• _Problem to work on_
Examine each line of the data. Copy those that contain the string "What".

:: Dataset rows

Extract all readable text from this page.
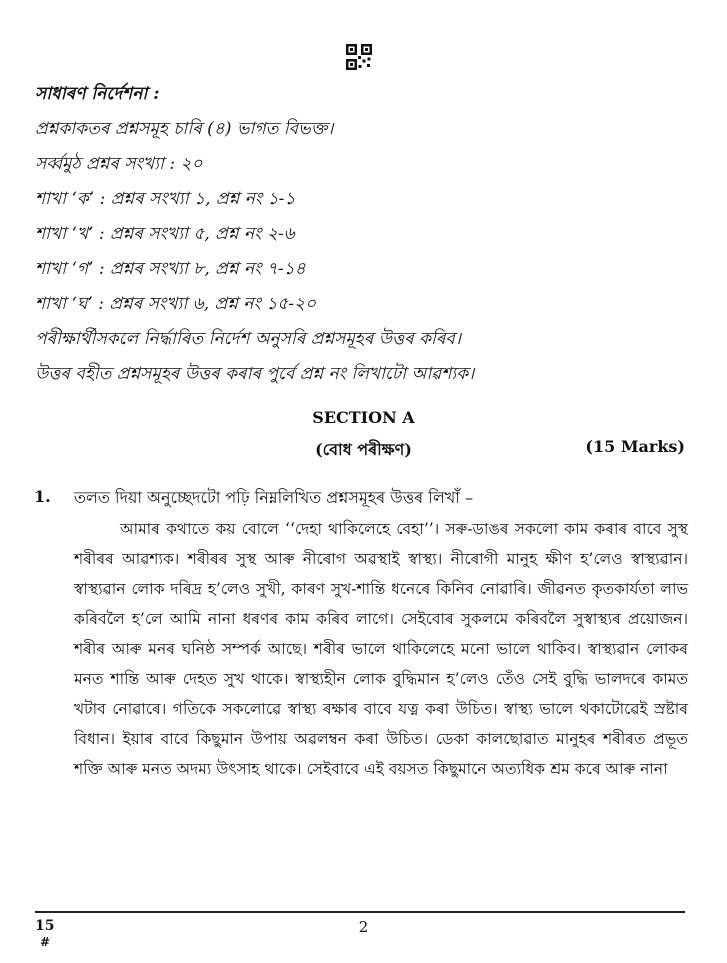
সাধাৰণ নিৰ্দেশনা :
প্ৰশ্নকাকতৰ প্ৰশ্নসমূহ চাৰি (৪) ভাগত বিভক্ত।
সৰ্ব্বমুঠ প্ৰশ্নৰ সংখ্যা : ২০
শাখা ‘ক’ : প্ৰশ্নৰ সংখ্যা ১, প্ৰশ্ন নং ১-১
শাখা ‘খ’ : প্ৰশ্নৰ সংখ্যা ৫, প্ৰশ্ন নং ২-৬
শাখা ‘গ’ : প্ৰশ্নৰ সংখ্যা ৮, প্ৰশ্ন নং ৭-১৪
শাখা ‘ঘ’ : প্ৰশ্নৰ সংখ্যা ৬, প্ৰশ্ন নং ১৫-২০
পৰীক্ষাৰ্থীসকলে নিৰ্দ্ধাৰিত নিৰ্দেশ অনুসৰি প্ৰশ্নসমূহৰ উত্তৰ কৰিব।
উত্তৰ বহীত প্ৰশ্নসমূহৰ উত্তৰ কৰাৰ পুৰ্বে প্ৰশ্ন নং লিখাটো আৱশ্যক।
SECTION A
(বোধ পৰীক্ষণ)	(15 Marks)
1. তলত দিয়া অনুচ্ছেদটো পঢ়ি নিম্নলিখিত প্ৰশ্নসমূহৰ উত্তৰ লিখাঁ –
আমাৰ কথাতে কয় বোলে ‘‘দেহা থাকিলেহে বেহা’’। সৰু-ডাঙৰ সকলো কাম কৰাৰ বাবে সুস্থ শৰীৰৰ আৱশ্যক। শৰীৰৰ সুস্থ আৰু নীৰোগ অৱস্থাই স্বাস্থ্য। নীৰোগী মানুহ ক্ষীণ হ’লেও স্বাস্থ্যৱান। স্বাস্থ্যৱান লোক দৰিদ্ৰ হ’লেও সুখী, কাৰণ সুখ-শান্তি ধনেৰে কিনিব নোৱাৰি। জীৱনত কৃতকাৰ্যতা লাভ কৰিবলৈ হ’লে আমি নানা ধৰণৰ কাম কৰিব লাগে। সেইবোৰ সুকলমে কৰিবলৈ সুস্বাস্থ্যৰ প্ৰয়োজন। শৰীৰ আৰু মনৰ ঘনিষ্ঠ সম্পৰ্ক আছে। শৰীৰ ভালে থাকিলেহে মনো ভালে থাকিব। স্বাস্থ্যৱান লোকৰ মনত শান্তি আৰু দেহত সুখ থাকে। স্বাস্থ্যহীন লোক বুদ্ধিমান হ’লেও তেঁও সেই বুদ্ধি ভালদৰে কামত খটাব নোৱাৰে। গতিকে সকলোৱে স্বাস্থ্য ৰক্ষাৰ বাবে যত্ন কৰা উচিত। স্বাস্থ্য ভালে থকাটোৱেই স্ৰষ্টাৰ বিধান। ইয়াৰ বাবে কিছুমান উপায় অৱলম্বন কৰা উচিত। ডেকা কালছোৱাত মানুহৰ শৰীৰত প্ৰভূত শক্তি আৰু মনত অদম্য উৎসাহ থাকে। সেইবাবে এই বয়সত কিছুমানে অত্যধিক শ্ৰম কৰে আৰু নানা
15
#
2
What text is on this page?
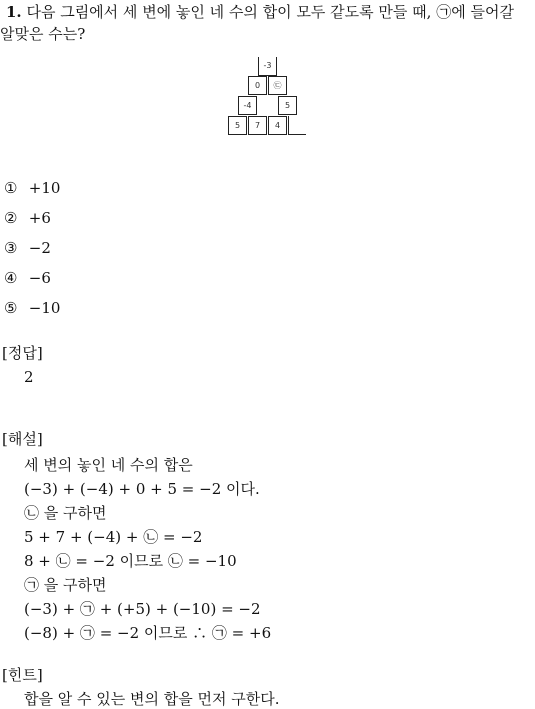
1. 다음 그림에서 세 변에 놓인 네 수의 합이 모두 같도록 만들 때, ㉠에 들어갈
알맞은 수는?
-3
0	㉢
-4	5
5	7	4
① +10
② +6
③ −2
④ −6
⑤ −10
[정답]
2
[해설]
세 변의 놓인 네 수의 합은
(−3) + (−4) + 0 + 5 = −2 이다.
㉡ 을 구하면
5 + 7 + (−4) + ㉡ = −2
8 + ㉡ = −2 이므로 ㉡ = −10
㉠ 을 구하면
(−3) + ㉠ + (+5) + (−10) = −2
(−8) + ㉠ = −2 이므로 ∴ ㉠ = +6
[힌트]
합을 알 수 있는 변의 합을 먼저 구한다.
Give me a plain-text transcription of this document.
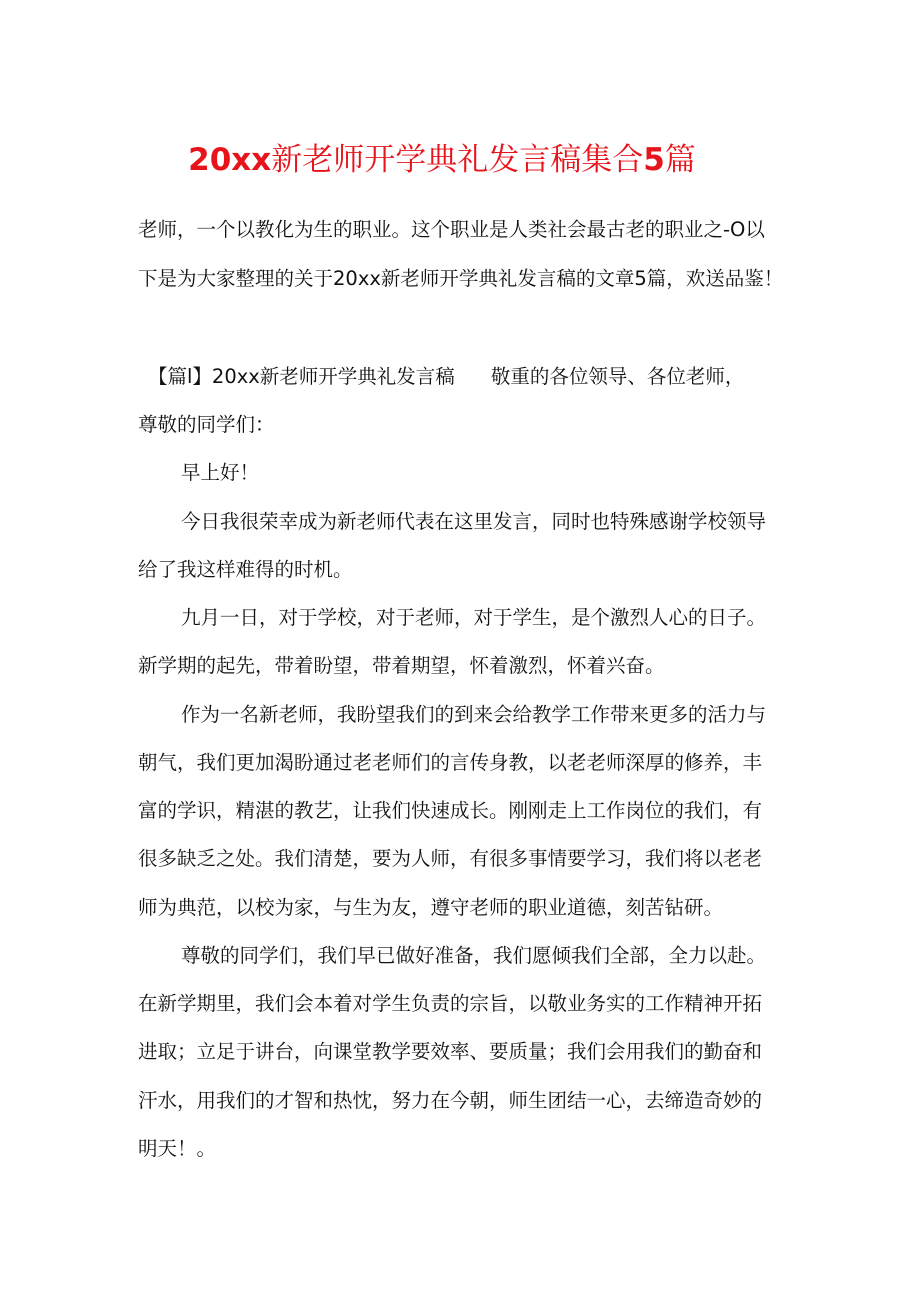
20xx新老师开学典礼发言稿集合5篇
老师，一个以教化为生的职业。这个职业是人类社会最古老的职业之-O以
下是为大家整理的关于20xx新老师开学典礼发言稿的文章5篇，欢送品鉴！
【篇l】20xx新老师开学典礼发言稿 敬重的各位领导、各位老师，
尊敬的同学们：
早上好！
今日我很荣幸成为新老师代表在这里发言，同时也特殊感谢学校领导
给了我这样难得的时机。
九月一日，对于学校，对于老师，对于学生，是个激烈人心的日子。
新学期的起先，带着盼望，带着期望，怀着激烈，怀着兴奋。
作为一名新老师，我盼望我们的到来会给教学工作带来更多的活力与
朝气，我们更加渴盼通过老老师们的言传身教，以老老师深厚的修养，丰
富的学识，精湛的教艺，让我们快速成长。刚刚走上工作岗位的我们，有
很多缺乏之处。我们清楚，要为人师，有很多事情要学习，我们将以老老
师为典范，以校为家，与生为友，遵守老师的职业道德，刻苦钻研。
尊敬的同学们，我们早已做好准备，我们愿倾我们全部，全力以赴。
在新学期里，我们会本着对学生负责的宗旨，以敬业务实的工作精神开拓
进取；立足于讲台，向课堂教学要效率、要质量；我们会用我们的勤奋和
汗水，用我们的才智和热忱，努力在今朝，师生团结一心，去缔造奇妙的
明天！。
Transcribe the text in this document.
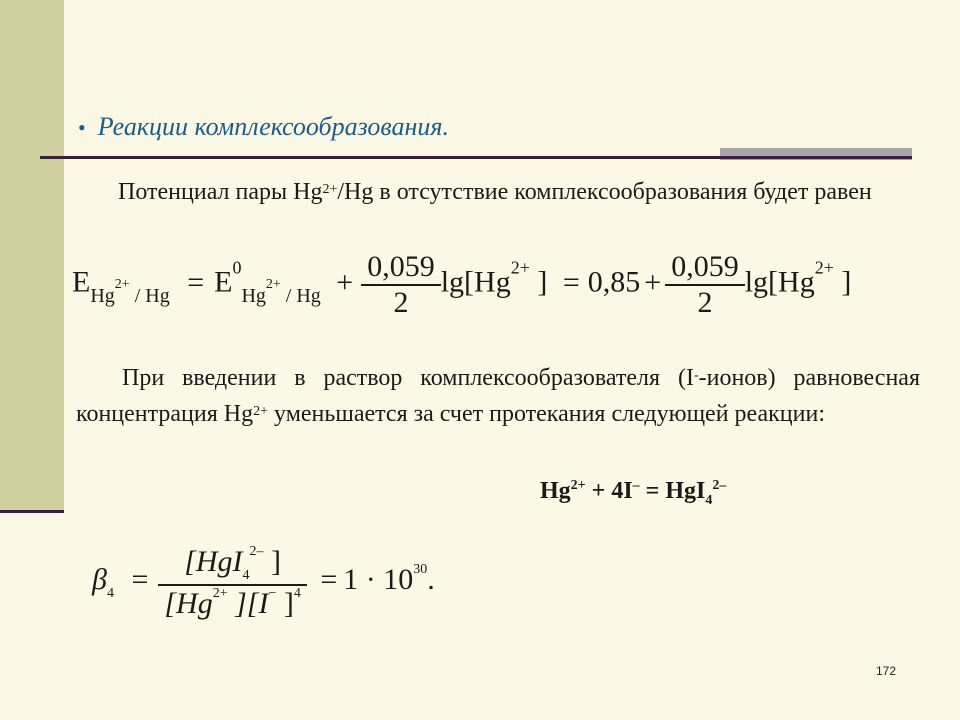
• Реакции комплексообразования.
Потенциал пары $Hg^{2+}/Hg$ в отсутствие комплексообразования будет равен
$E_{Hg^{2+} / Hg} = E^0_{Hg^{2+} / Hg} + \frac{0,059}{2} \lg[Hg^{2+}$ ] = $0,85 + \frac{0,059}{2} \lg[Hg^{2+}$ ]
При введении в раствор комплексообразователя (I--ионов) равновесная концентрация $Hg^{2+}$ уменьшается за счет протекания следующей реакции:
$Hg^{2+} + 4I^- = HgI_4^{2-}$
$\beta_4 = \frac{[HgI_4^{2-} ]}{[Hg^{2+} ][I^- ]^4} = 1 \cdot 10^{30}$.
172
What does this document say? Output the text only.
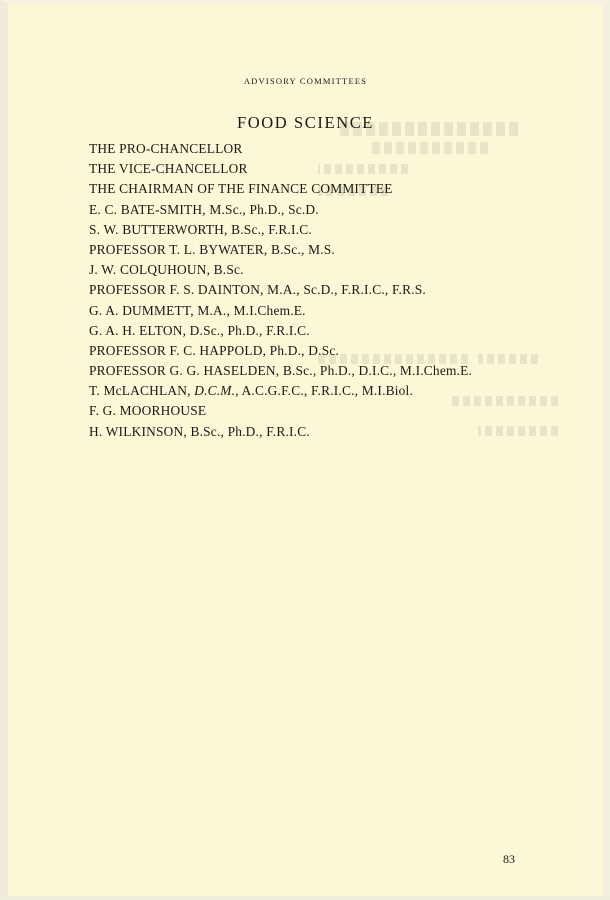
ADVISORY COMMITTEES
FOOD SCIENCE
THE PRO-CHANCELLOR
THE VICE-CHANCELLOR
THE CHAIRMAN OF THE FINANCE COMMITTEE
E. C. BATE-SMITH, M.Sc., Ph.D., Sc.D.
S. W. BUTTERWORTH, B.Sc., F.R.I.C.
PROFESSOR T. L. BYWATER, B.Sc., M.S.
J. W. COLQUHOUN, B.Sc.
PROFESSOR F. S. DAINTON, M.A., Sc.D., F.R.I.C., F.R.S.
G. A. DUMMETT, M.A., M.I.Chem.E.
G. A. H. ELTON, D.Sc., Ph.D., F.R.I.C.
PROFESSOR F. C. HAPPOLD, Ph.D., D.Sc.
PROFESSOR G. G. HASELDEN, B.Sc., Ph.D., D.I.C., M.I.Chem.E.
T. McLACHLAN, D.C.M., A.C.G.F.C., F.R.I.C., M.I.Biol.
F. G. MOORHOUSE
H. WILKINSON, B.Sc., Ph.D., F.R.I.C.
83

::::

• _Output of the task_
What text is on this page?
What does this document say? Output the text only.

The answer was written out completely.